---------- EXTRACTED ENTRIES ----------

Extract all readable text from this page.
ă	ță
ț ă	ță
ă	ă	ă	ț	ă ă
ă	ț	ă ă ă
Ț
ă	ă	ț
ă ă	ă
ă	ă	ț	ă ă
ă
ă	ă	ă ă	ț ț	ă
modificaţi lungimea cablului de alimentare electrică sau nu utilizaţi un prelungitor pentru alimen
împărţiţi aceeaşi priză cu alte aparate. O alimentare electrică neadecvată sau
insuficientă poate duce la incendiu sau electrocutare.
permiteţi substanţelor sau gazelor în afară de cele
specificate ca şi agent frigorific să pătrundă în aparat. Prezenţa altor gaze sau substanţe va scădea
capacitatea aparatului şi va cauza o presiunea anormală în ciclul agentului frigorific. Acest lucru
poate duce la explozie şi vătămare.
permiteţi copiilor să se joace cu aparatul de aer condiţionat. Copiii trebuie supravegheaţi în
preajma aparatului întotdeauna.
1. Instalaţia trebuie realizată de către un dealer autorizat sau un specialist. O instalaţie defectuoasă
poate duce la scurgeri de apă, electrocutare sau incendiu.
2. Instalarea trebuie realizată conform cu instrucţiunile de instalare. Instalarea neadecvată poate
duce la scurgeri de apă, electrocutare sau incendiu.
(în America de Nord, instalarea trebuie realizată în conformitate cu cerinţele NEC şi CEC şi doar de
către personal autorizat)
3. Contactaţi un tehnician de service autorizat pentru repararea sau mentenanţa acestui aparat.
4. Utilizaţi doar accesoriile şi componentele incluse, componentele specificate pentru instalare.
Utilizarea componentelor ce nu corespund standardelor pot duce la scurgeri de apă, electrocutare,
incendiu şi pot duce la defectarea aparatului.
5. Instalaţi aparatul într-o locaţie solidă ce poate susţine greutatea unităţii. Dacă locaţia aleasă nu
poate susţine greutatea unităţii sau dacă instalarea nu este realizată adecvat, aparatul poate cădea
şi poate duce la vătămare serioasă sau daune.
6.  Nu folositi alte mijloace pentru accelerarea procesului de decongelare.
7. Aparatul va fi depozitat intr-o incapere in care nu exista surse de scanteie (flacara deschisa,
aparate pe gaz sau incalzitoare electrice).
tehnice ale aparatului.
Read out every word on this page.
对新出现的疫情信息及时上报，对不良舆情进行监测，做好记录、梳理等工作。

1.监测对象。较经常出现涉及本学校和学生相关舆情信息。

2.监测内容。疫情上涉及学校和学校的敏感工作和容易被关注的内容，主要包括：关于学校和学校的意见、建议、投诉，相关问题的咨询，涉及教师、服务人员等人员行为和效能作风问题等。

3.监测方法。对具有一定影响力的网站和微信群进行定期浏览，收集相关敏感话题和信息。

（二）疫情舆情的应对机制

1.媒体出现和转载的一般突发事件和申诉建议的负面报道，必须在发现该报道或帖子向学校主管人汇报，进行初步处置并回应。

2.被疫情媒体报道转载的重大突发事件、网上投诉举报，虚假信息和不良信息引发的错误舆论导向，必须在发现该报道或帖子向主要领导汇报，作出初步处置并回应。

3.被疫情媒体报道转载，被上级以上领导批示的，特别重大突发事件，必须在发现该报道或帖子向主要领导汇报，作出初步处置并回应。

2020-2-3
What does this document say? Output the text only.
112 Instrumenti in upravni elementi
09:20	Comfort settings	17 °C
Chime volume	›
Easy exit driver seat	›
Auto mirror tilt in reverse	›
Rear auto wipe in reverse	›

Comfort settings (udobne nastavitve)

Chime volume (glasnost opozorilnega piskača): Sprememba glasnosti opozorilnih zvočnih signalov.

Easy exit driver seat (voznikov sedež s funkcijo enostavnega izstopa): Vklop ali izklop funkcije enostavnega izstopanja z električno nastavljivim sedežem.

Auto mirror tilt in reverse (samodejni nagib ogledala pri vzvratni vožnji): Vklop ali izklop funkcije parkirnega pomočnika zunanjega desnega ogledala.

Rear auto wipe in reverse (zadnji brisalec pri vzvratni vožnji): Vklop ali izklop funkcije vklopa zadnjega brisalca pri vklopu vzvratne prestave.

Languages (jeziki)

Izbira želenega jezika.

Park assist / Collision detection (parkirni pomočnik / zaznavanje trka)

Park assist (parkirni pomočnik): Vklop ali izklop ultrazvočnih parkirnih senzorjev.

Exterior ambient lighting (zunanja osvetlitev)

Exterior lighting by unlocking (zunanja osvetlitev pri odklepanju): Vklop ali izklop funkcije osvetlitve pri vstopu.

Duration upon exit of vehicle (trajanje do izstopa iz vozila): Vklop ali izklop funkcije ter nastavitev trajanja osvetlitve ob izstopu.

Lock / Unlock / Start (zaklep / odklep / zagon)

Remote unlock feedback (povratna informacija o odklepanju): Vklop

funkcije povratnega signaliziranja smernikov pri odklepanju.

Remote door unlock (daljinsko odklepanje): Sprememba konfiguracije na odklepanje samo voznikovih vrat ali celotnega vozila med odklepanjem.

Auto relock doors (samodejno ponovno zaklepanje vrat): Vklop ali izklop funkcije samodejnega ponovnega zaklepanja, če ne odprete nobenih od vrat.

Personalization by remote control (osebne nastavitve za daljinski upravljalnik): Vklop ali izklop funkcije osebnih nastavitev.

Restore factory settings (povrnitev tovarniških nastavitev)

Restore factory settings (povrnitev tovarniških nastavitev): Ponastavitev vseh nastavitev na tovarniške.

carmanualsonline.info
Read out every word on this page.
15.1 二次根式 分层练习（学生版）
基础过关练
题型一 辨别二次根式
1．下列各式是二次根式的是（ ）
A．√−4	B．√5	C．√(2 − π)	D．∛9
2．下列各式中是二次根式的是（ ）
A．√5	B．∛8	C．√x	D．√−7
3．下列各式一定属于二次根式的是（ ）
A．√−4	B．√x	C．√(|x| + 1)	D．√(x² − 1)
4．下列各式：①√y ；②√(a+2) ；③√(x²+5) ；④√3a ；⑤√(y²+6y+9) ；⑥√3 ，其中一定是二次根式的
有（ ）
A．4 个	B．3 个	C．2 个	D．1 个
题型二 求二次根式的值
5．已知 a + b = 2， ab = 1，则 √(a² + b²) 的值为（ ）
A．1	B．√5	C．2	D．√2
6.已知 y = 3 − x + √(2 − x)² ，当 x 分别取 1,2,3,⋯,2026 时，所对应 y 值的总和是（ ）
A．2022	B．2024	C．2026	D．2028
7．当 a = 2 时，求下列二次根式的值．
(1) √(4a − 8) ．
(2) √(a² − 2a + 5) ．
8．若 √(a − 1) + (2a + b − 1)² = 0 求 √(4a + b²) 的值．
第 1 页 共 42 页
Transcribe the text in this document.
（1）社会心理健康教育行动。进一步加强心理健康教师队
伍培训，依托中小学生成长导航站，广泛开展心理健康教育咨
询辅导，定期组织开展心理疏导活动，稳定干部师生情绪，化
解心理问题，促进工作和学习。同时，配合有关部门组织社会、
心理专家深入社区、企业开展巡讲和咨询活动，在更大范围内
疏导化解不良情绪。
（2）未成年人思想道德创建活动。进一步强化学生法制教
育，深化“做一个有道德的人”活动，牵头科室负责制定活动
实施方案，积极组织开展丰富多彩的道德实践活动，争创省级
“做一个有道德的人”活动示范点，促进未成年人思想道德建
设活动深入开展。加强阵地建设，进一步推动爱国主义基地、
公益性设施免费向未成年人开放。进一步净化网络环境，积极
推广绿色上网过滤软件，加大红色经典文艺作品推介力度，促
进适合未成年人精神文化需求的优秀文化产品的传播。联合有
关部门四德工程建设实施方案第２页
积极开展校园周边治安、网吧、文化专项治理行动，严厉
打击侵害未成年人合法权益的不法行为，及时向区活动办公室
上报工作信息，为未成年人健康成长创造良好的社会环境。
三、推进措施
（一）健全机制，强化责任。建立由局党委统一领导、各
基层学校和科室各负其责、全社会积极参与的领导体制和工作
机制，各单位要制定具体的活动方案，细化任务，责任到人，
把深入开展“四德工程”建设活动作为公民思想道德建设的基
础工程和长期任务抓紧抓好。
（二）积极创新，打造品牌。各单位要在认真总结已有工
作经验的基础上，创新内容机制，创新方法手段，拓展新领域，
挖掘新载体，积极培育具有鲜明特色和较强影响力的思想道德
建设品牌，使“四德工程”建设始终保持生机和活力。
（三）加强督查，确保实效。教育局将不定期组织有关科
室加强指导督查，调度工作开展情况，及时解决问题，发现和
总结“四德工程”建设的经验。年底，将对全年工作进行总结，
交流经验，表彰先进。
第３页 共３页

----------

• **CHALLENGE**
Read the entries above, then pull out the lines that include "osvetlitve".

• **EXERCISE SOLUTION**
Exterior lighting by unlocking (zunanja osvetlitev pri odklepanju): Vklop ali izklop funkcije osvetlitve pri vstopu.
Duration upon exit of vehicle (trajanje do izstopa iz vozila): Vklop ali izklop funkcije ter nastavitev trajanja osvetlitve ob izstopu.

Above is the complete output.